Work instructions:
a) List every book of the Bible cited in the parenthetical references of the passage on the Incarnation, each named once.
b) Copy the lines of the entries word for word, starting at the first line of the entries and stopping after the line that contains "list all visible". Omit the pictures.

Text shown:

--- Begin ---

Jehovah’s Witnesses do not believe that Jesus was “God incarnate,” a “God-man,” according to the philosophical Incarnation theory of the “two natures,” human and divine. In line with the Bible, they believe “the Word became flesh.” (John 1:14) So doing, “he emptied himself” of his previous spiritual existence and became a man, “lower than angels,” so as to offer himself as “a corresponding ransom for all.” (Philippians 2:7, 8; Hebrews 2:9; 1 Timothy 2:6) The Trinitarian idea that “the redemption of man from sin and death is only then guaranteed if Christ is total God and total man” is unscriptural philosophy. To redeem what Adam lost for mankind, Jesus needed to sacrifice a perfect human life, no more, no less. (Exodus 21:23; 1 Corinthians 15:22, 45, 47; Romans 5:18, 19, RS, Catholic and Protestant editions; Matthew 20:28) This alone gives the lie to the Incarnation and Trinity dogmas.

--- End ---

Information provided:
--- Begin ---

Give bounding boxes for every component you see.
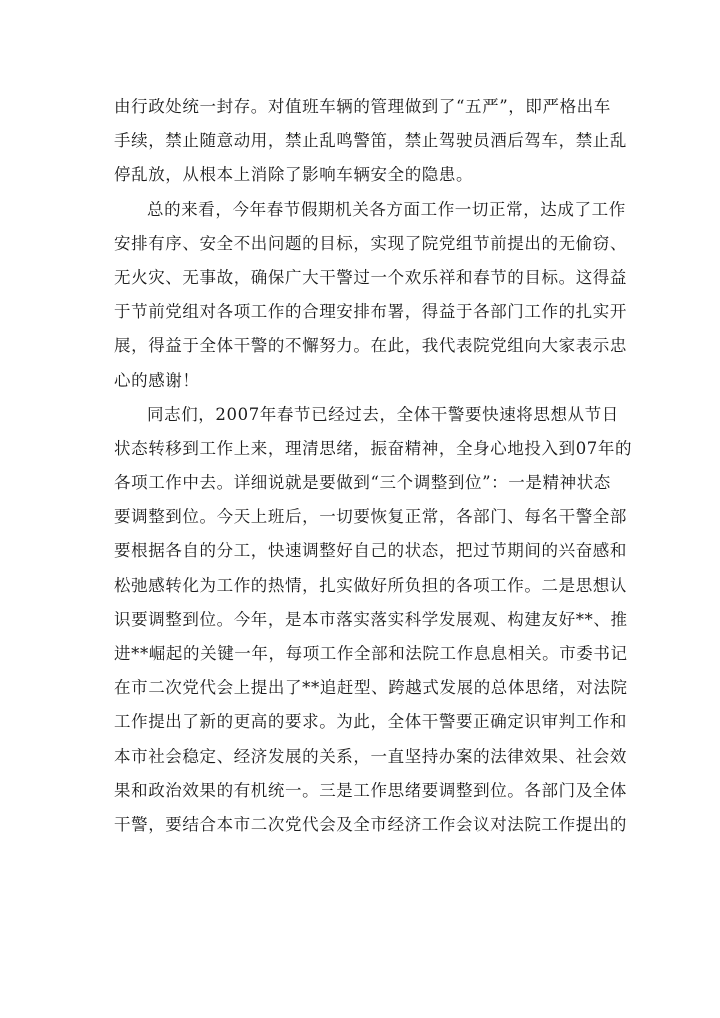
text-line: 工作提出了新的更高的要求。为此，全体干警要正确定识审判工作和 [114,712,627,732]
text-line: 安排有序、安全不出问题的目标，实现了院党组节前提出的无偷窃、 [114,233,627,253]
text-line: 松弛感转化为工作的热情，扎实做好所负担的各项工作。二是思想认 [114,575,627,595]
text-line: 同志们，2007年春节已经过去，全体干警要快速将思想从节日 [147,404,619,424]
text-line: 本市社会稳定、经济发展的关系，一直坚持办案的法律效果、社会效 [114,746,627,766]
text-line: 果和政治效果的有机统一。三是工作思绪要调整到位。各部门及全体 [114,780,627,800]
text-line: 手续，禁止随意动用，禁止乱鸣警笛，禁止驾驶员酒后驾车，禁止乱 [114,131,627,151]
text-line: 干警，要结合本市二次党代会及全市经济工作会议对法院工作提出的 [114,814,627,834]
text-line: 由行政处统一封存。对值班车辆的管理做到了“五严”，即严格出车 [114,97,611,116]
text-line: 停乱放，从根本上消除了影响车辆安全的隐患。 [114,165,474,185]
paragraph-summary [114,193,627,398]
text-line: 在市二次党代会上提出了**追赶型、跨越式发展的总体思绪，对法院 [114,678,628,698]
text-line: 各项工作中去。详细说就是要做到“三个调整到位”：一是精神状态 [114,473,611,493]
paragraph-vehicle-management [114,90,627,193]
text-line: 状态转移到工作上来，理清思绪，振奋精神，全身心地投入到07年的 [114,438,633,458]
text-line: 心的感谢！ [114,370,200,390]
document-body [114,90,633,842]
text-line: 要调整到位。今天上班后，一切要恢复正常，各部门、每名干警全部 [114,507,627,527]
text-line: 识要调整到位。今年，是本市落实落实科学发展观、构建友好**、推 [114,609,628,629]
text-line: 总的来看，今年春节假期机关各方面工作一切正常，达成了工作 [147,199,626,219]
text-line: 要根据各自的分工，快速调整好自己的状态，把过节期间的兴奋感和 [114,541,627,561]
paragraph-three-adjustments [114,398,633,842]
text-line: 进**崛起的关键一年，每项工作全部和法院工作息息相关。市委书记 [114,644,628,663]
text-line: 无火灾、无事故，确保广大干警过一个欢乐祥和春节的目标。这得益 [114,267,627,287]
text-line: 于节前党组对各项工作的合理安排布署，得益于各部门工作的扎实开 [114,302,627,322]
text-line: 展，得益于全体干警的不懈努力。在此，我代表院党组向大家表示忠 [114,336,627,356]
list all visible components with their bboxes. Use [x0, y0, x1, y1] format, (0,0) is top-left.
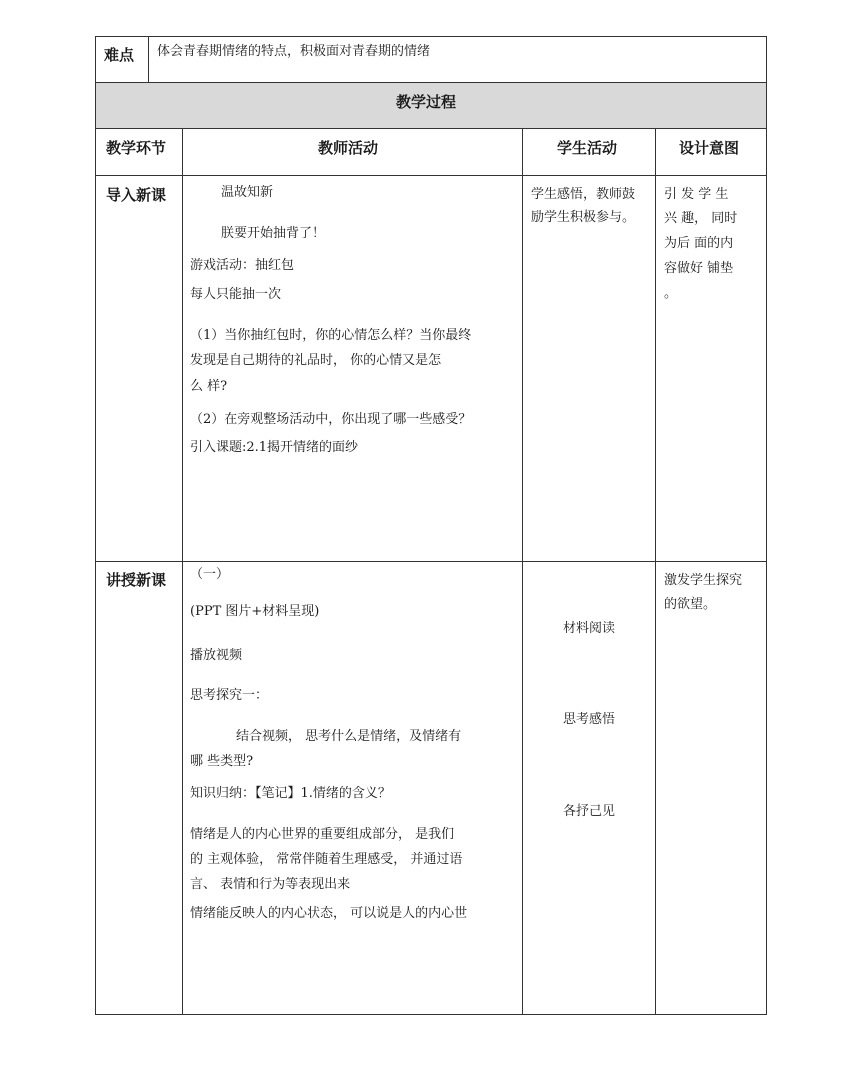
table-border	[148, 36, 149, 82]
table-border	[95, 175, 766, 176]
intent-line: 为后 面的内	[664, 236, 734, 251]
teacher-line: 游戏活动：抽红包	[190, 258, 295, 273]
column-header-stage: 教学环节	[106, 139, 167, 157]
teacher-line: 哪 些类型?	[190, 754, 254, 769]
teacher-line: 温故知新	[221, 185, 274, 200]
table-border	[95, 1014, 766, 1015]
teacher-line: 发现是自己期待的礼品时， 你的心情又是怎	[190, 353, 442, 368]
teacher-line: 情绪是人的内心世界的重要组成部分， 是我们	[190, 827, 455, 842]
row-stage-label: 导入新课	[106, 186, 167, 204]
table-border	[655, 128, 656, 1015]
student-line: 学生感悟，教师鼓	[531, 187, 636, 202]
teacher-line: 么 样?	[190, 379, 228, 394]
student-line: 励学生积极参与。	[531, 210, 636, 225]
teacher-line: 播放视频	[190, 648, 243, 663]
intent-line: 容做好 铺垫	[664, 261, 734, 276]
intent-line: 引 发 学 生	[664, 187, 729, 202]
intent-line: 激发学生探究	[664, 573, 743, 588]
teacher-line: （一）	[190, 567, 230, 582]
student-line: 材料阅读	[563, 621, 616, 636]
teacher-line: 结合视频， 思考什么是情绪，及情绪有	[236, 729, 462, 744]
teacher-line: （2）在旁观整场活动中，你出现了哪一些感受？	[190, 412, 472, 427]
column-header-intent: 设计意图	[679, 139, 740, 157]
column-header-student: 学生活动	[557, 139, 618, 157]
table-border	[95, 36, 766, 37]
teacher-line: 情绪能反映人的内心状态， 可以说是人的内心世	[190, 906, 468, 921]
intent-line: 的欲望。	[664, 597, 717, 612]
student-line: 思考感悟	[563, 712, 616, 727]
student-line: 各抒己见	[563, 804, 616, 819]
teacher-line: (PPT 图片+材料呈现)	[190, 604, 320, 619]
section-title: 教学过程	[396, 93, 457, 111]
teacher-line: 的 主观体验， 常常伴随着生理感受， 并通过语	[190, 852, 463, 867]
table-border	[182, 128, 183, 1015]
difficulty-content: 体会青春期情绪的特点，积极面对青春期的情绪	[157, 44, 431, 59]
teacher-line: 朕要开始抽背了！	[221, 226, 326, 241]
column-header-teacher: 教师活动	[318, 139, 379, 157]
table-border	[766, 36, 767, 1015]
intent-line: 兴 趣， 同时	[664, 211, 738, 226]
difficulty-label: 难点	[104, 46, 135, 64]
teacher-line: 每人只能抽一次	[190, 287, 282, 302]
table-border	[522, 128, 523, 1015]
table-border	[95, 561, 766, 562]
teacher-line: 知识归纳：【笔记】1.情绪的含义？	[190, 786, 391, 801]
intent-line: 。	[664, 286, 678, 301]
table-border	[95, 82, 766, 83]
teacher-line: （1）当你抽红包时，你的心情怎么样？当你最终	[190, 328, 472, 343]
teacher-line: 引入课题:2.1揭开情绪的面纱	[190, 440, 359, 455]
teacher-line: 言、 表情和行为等表现出来	[190, 877, 351, 892]
table-border	[95, 36, 96, 1015]
table-border	[95, 128, 766, 129]
teacher-line: 思考探究一：	[190, 688, 269, 703]
row-stage-label: 讲授新课	[106, 571, 167, 589]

--- End ---

Solutions in order:
a)
John
Philippians
Hebrews
1 Timothy
Exodus
1 Corinthians
Romans
Matthew

b)
Give bounding boxes for every component you see.
text-line: 工作提出了新的更高的要求。为此，全体干警要正确定识审判工作和 [114,712,627,732]
text-line: 安排有序、安全不出问题的目标，实现了院党组节前提出的无偷窃、 [114,233,627,253]
text-line: 松弛感转化为工作的热情，扎实做好所负担的各项工作。二是思想认 [114,575,627,595]
text-line: 同志们，2007年春节已经过去，全体干警要快速将思想从节日 [147,404,619,424]
text-line: 本市社会稳定、经济发展的关系，一直坚持办案的法律效果、社会效 [114,746,627,766]
text-line: 果和政治效果的有机统一。三是工作思绪要调整到位。各部门及全体 [114,780,627,800]
text-line: 手续，禁止随意动用，禁止乱鸣警笛，禁止驾驶员酒后驾车，禁止乱 [114,131,627,151]
text-line: 干警，要结合本市二次党代会及全市经济工作会议对法院工作提出的 [114,814,627,834]
text-line: 由行政处统一封存。对值班车辆的管理做到了“五严”，即严格出车 [114,97,611,116]
text-line: 停乱放，从根本上消除了影响车辆安全的隐患。 [114,165,474,185]
paragraph-summary [114,193,627,398]
text-line: 在市二次党代会上提出了**追赶型、跨越式发展的总体思绪，对法院 [114,678,628,698]
text-line: 各项工作中去。详细说就是要做到“三个调整到位”：一是精神状态 [114,473,611,493]
paragraph-vehicle-management [114,90,627,193]
text-line: 状态转移到工作上来，理清思绪，振奋精神，全身心地投入到07年的 [114,438,633,458]
text-line: 心的感谢！ [114,370,200,390]
document-body [114,90,633,842]
text-line: 要调整到位。今天上班后，一切要恢复正常，各部门、每名干警全部 [114,507,627,527]
text-line: 识要调整到位。今年，是本市落实落实科学发展观、构建友好**、推 [114,609,628,629]
text-line: 总的来看，今年春节假期机关各方面工作一切正常，达成了工作 [147,199,626,219]
text-line: 要根据各自的分工，快速调整好自己的状态，把过节期间的兴奋感和 [114,541,627,561]
paragraph-three-adjustments [114,398,633,842]
text-line: 进**崛起的关键一年，每项工作全部和法院工作息息相关。市委书记 [114,644,628,663]
text-line: 无火灾、无事故，确保广大干警过一个欢乐祥和春节的目标。这得益 [114,267,627,287]
text-line: 于节前党组对各项工作的合理安排布署，得益于各部门工作的扎实开 [114,302,627,322]
text-line: 展，得益于全体干警的不懈努力。在此，我代表院党组向大家表示忠 [114,336,627,356]
list all visible components with their bboxes. Use [x0, y0, x1, y1] format, (0,0) is top-left.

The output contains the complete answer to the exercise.